# Records
+---+

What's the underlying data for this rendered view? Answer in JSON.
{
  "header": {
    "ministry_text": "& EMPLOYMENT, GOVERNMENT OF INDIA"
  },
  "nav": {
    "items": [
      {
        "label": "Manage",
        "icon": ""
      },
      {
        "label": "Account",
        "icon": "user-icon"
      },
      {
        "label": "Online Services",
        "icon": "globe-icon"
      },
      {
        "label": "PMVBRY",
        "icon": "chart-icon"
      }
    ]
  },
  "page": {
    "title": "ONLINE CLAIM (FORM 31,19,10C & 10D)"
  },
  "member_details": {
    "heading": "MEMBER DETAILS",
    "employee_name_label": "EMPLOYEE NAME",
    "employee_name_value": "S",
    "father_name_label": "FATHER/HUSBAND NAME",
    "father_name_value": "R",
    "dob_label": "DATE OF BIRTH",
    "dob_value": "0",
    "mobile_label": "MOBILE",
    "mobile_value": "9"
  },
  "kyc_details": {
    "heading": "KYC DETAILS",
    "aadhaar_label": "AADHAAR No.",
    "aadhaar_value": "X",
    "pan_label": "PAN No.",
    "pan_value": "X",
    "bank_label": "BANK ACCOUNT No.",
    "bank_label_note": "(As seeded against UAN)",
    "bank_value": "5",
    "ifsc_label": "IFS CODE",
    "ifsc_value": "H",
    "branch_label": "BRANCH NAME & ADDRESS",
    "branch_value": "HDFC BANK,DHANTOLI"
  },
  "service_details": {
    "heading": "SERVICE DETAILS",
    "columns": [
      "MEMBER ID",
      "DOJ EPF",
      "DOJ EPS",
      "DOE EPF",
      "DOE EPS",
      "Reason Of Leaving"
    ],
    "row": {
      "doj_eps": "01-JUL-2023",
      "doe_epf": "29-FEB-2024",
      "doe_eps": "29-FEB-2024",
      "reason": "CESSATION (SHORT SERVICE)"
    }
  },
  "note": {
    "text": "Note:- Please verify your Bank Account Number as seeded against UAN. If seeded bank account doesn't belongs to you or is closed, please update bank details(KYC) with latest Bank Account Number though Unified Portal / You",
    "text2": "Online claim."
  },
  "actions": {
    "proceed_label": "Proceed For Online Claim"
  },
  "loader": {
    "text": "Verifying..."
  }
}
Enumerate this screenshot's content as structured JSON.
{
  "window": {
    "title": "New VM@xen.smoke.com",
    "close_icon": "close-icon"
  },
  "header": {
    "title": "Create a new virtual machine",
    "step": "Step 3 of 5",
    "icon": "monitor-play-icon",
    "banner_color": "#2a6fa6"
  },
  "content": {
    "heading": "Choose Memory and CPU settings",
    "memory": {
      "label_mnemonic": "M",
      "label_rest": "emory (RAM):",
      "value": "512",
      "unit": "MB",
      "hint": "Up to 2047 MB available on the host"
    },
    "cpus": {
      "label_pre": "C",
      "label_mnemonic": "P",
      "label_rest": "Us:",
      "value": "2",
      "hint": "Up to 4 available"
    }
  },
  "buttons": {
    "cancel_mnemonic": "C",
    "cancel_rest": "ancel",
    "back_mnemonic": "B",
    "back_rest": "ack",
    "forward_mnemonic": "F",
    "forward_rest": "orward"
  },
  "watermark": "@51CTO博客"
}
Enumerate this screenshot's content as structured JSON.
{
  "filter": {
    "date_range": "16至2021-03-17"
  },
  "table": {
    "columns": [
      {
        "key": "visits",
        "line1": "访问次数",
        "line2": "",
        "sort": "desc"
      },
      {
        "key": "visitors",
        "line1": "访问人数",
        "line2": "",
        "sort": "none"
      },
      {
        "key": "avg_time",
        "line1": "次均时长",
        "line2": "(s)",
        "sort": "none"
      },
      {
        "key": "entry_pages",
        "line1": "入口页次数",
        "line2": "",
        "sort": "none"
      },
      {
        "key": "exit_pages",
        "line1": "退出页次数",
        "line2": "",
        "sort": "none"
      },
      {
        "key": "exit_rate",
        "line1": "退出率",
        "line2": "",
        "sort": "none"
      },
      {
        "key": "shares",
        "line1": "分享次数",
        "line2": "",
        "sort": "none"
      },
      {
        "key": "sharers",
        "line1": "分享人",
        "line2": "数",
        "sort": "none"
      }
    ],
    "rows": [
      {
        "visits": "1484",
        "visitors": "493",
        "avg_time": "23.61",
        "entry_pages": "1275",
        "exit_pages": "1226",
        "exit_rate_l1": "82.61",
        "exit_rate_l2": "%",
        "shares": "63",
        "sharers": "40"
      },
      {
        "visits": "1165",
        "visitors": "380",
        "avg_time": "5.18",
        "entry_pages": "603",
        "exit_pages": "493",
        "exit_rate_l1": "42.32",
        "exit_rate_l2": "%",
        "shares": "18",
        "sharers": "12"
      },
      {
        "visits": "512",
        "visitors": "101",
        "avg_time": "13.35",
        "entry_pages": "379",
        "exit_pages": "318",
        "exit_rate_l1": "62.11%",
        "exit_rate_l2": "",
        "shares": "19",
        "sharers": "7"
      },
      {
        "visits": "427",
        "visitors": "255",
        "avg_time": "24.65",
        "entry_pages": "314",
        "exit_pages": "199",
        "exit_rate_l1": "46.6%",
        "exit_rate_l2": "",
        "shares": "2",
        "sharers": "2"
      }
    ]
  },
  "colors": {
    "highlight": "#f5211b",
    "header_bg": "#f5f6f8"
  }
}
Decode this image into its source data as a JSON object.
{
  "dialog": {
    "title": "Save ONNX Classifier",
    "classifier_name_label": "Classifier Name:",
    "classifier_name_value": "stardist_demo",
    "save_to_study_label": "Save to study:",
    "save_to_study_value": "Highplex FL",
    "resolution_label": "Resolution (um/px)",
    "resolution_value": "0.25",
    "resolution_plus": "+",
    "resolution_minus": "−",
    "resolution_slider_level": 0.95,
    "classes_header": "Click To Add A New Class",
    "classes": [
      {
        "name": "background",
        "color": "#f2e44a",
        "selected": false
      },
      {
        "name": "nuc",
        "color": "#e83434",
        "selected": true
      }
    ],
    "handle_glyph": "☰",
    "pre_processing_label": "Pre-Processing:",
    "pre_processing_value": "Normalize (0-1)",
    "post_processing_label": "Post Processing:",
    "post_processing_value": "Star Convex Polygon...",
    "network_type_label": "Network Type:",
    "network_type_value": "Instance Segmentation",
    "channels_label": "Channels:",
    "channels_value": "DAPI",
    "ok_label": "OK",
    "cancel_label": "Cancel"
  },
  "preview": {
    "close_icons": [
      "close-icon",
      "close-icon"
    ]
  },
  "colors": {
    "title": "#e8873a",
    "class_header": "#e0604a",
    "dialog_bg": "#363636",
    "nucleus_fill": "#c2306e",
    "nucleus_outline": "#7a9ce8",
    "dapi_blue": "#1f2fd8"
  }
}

+---+

# Written request
Repeat every record exactly as written, please.

# Written response
What's the underlying data for this rendered view? Answer in JSON.
{
  "header": {
    "ministry_text": "& EMPLOYMENT, GOVERNMENT OF INDIA"
  },
  "nav": {
    "items": [
      {
        "label": "Manage",
        "icon": ""
      },
      {
        "label": "Account",
        "icon": "user-icon"
      },
      {
        "label": "Online Services",
        "icon": "globe-icon"
      },
      {
        "label": "PMVBRY",
        "icon": "chart-icon"
      }
    ]
  },
  "page": {
    "title": "ONLINE CLAIM (FORM 31,19,10C & 10D)"
  },
  "member_details": {
    "heading": "MEMBER DETAILS",
    "employee_name_label": "EMPLOYEE NAME",
    "employee_name_value": "S",
    "father_name_label": "FATHER/HUSBAND NAME",
    "father_name_value": "R",
    "dob_label": "DATE OF BIRTH",
    "dob_value": "0",
    "mobile_label": "MOBILE",
    "mobile_value": "9"
  },
  "kyc_details": {
    "heading": "KYC DETAILS",
    "aadhaar_label": "AADHAAR No.",
    "aadhaar_value": "X",
    "pan_label": "PAN No.",
    "pan_value": "X",
    "bank_label": "BANK ACCOUNT No.",
    "bank_label_note": "(As seeded against UAN)",
    "bank_value": "5",
    "ifsc_label": "IFS CODE",
    "ifsc_value": "H",
    "branch_label": "BRANCH NAME & ADDRESS",
    "branch_value": "HDFC BANK,DHANTOLI"
  },
  "service_details": {
    "heading": "SERVICE DETAILS",
    "columns": [
      "MEMBER ID",
      "DOJ EPF",
      "DOJ EPS",
      "DOE EPF",
      "DOE EPS",
      "Reason Of Leaving"
    ],
    "row": {
      "doj_eps": "01-JUL-2023",
      "doe_epf": "29-FEB-2024",
      "doe_eps": "29-FEB-2024",
      "reason": "CESSATION (SHORT SERVICE)"
    }
  },
  "note": {
    "text": "Note:- Please verify your Bank Account Number as seeded against UAN. If seeded bank account doesn't belongs to you or is closed, please update bank details(KYC) with latest Bank Account Number though Unified Portal / You",
    "text2": "Online claim."
  },
  "actions": {
    "proceed_label": "Proceed For Online Claim"
  },
  "loader": {
    "text": "Verifying..."
  }
}
Enumerate this screenshot's content as structured JSON.
{
  "window": {
    "title": "New VM@xen.smoke.com",
    "close_icon": "close-icon"
  },
  "header": {
    "title": "Create a new virtual machine",
    "step": "Step 3 of 5",
    "icon": "monitor-play-icon",
    "banner_color": "#2a6fa6"
  },
  "content": {
    "heading": "Choose Memory and CPU settings",
    "memory": {
      "label_mnemonic": "M",
      "label_rest": "emory (RAM):",
      "value": "512",
      "unit": "MB",
      "hint": "Up to 2047 MB available on the host"
    },
    "cpus": {
      "label_pre": "C",
      "label_mnemonic": "P",
      "label_rest": "Us:",
      "value": "2",
      "hint": "Up to 4 available"
    }
  },
  "buttons": {
    "cancel_mnemonic": "C",
    "cancel_rest": "ancel",
    "back_mnemonic": "B",
    "back_rest": "ack",
    "forward_mnemonic": "F",
    "forward_rest": "orward"
  },
  "watermark": "@51CTO博客"
}
Enumerate this screenshot's content as structured JSON.
{
  "filter": {
    "date_range": "16至2021-03-17"
  },
  "table": {
    "columns": [
      {
        "key": "visits",
        "line1": "访问次数",
        "line2": "",
        "sort": "desc"
      },
      {
        "key": "visitors",
        "line1": "访问人数",
        "line2": "",
        "sort": "none"
      },
      {
        "key": "avg_time",
        "line1": "次均时长",
        "line2": "(s)",
        "sort": "none"
      },
      {
        "key": "entry_pages",
        "line1": "入口页次数",
        "line2": "",
        "sort": "none"
      },
      {
        "key": "exit_pages",
        "line1": "退出页次数",
        "line2": "",
        "sort": "none"
      },
      {
        "key": "exit_rate",
        "line1": "退出率",
        "line2": "",
        "sort": "none"
      },
      {
        "key": "shares",
        "line1": "分享次数",
        "line2": "",
        "sort": "none"
      },
      {
        "key": "sharers",
        "line1": "分享人",
        "line2": "数",
        "sort": "none"
      }
    ],
    "rows": [
      {
        "visits": "1484",
        "visitors": "493",
        "avg_time": "23.61",
        "entry_pages": "1275",
        "exit_pages": "1226",
        "exit_rate_l1": "82.61",
        "exit_rate_l2": "%",
        "shares": "63",
        "sharers": "40"
      },
      {
        "visits": "1165",
        "visitors": "380",
        "avg_time": "5.18",
        "entry_pages": "603",
        "exit_pages": "493",
        "exit_rate_l1": "42.32",
        "exit_rate_l2": "%",
        "shares": "18",
        "sharers": "12"
      },
      {
        "visits": "512",
        "visitors": "101",
        "avg_time": "13.35",
        "entry_pages": "379",
        "exit_pages": "318",
        "exit_rate_l1": "62.11%",
        "exit_rate_l2": "",
        "shares": "19",
        "sharers": "7"
      },
      {
        "visits": "427",
        "visitors": "255",
        "avg_time": "24.65",
        "entry_pages": "314",
        "exit_pages": "199",
        "exit_rate_l1": "46.6%",
        "exit_rate_l2": "",
        "shares": "2",
        "sharers": "2"
      }
    ]
  },
  "colors": {
    "highlight": "#f5211b",
    "header_bg": "#f5f6f8"
  }
}
Decode this image into its source data as a JSON object.
{
  "dialog": {
    "title": "Save ONNX Classifier",
    "classifier_name_label": "Classifier Name:",
    "classifier_name_value": "stardist_demo",
    "save_to_study_label": "Save to study:",
    "save_to_study_value": "Highplex FL",
    "resolution_label": "Resolution (um/px)",
    "resolution_value": "0.25",
    "resolution_plus": "+",
    "resolution_minus": "−",
    "resolution_slider_level": 0.95,
    "classes_header": "Click To Add A New Class",
    "classes": [
      {
        "name": "background",
        "color": "#f2e44a",
        "selected": false
      },
      {
        "name": "nuc",
        "color": "#e83434",
        "selected": true
      }
    ],
    "handle_glyph": "☰",
    "pre_processing_label": "Pre-Processing:",
    "pre_processing_value": "Normalize (0-1)",
    "post_processing_label": "Post Processing:",
    "post_processing_value": "Star Convex Polygon...",
    "network_type_label": "Network Type:",
    "network_type_value": "Instance Segmentation",
    "channels_label": "Channels:",
    "channels_value": "DAPI",
    "ok_label": "OK",
    "cancel_label": "Cancel"
  },
  "preview": {
    "close_icons": [
      "close-icon",
      "close-icon"
    ]
  },
  "colors": {
    "title": "#e8873a",
    "class_header": "#e0604a",
    "dialog_bg": "#363636",
    "nucleus_fill": "#c2306e",
    "nucleus_outline": "#7a9ce8",
    "dapi_blue": "#1f2fd8"
  }
}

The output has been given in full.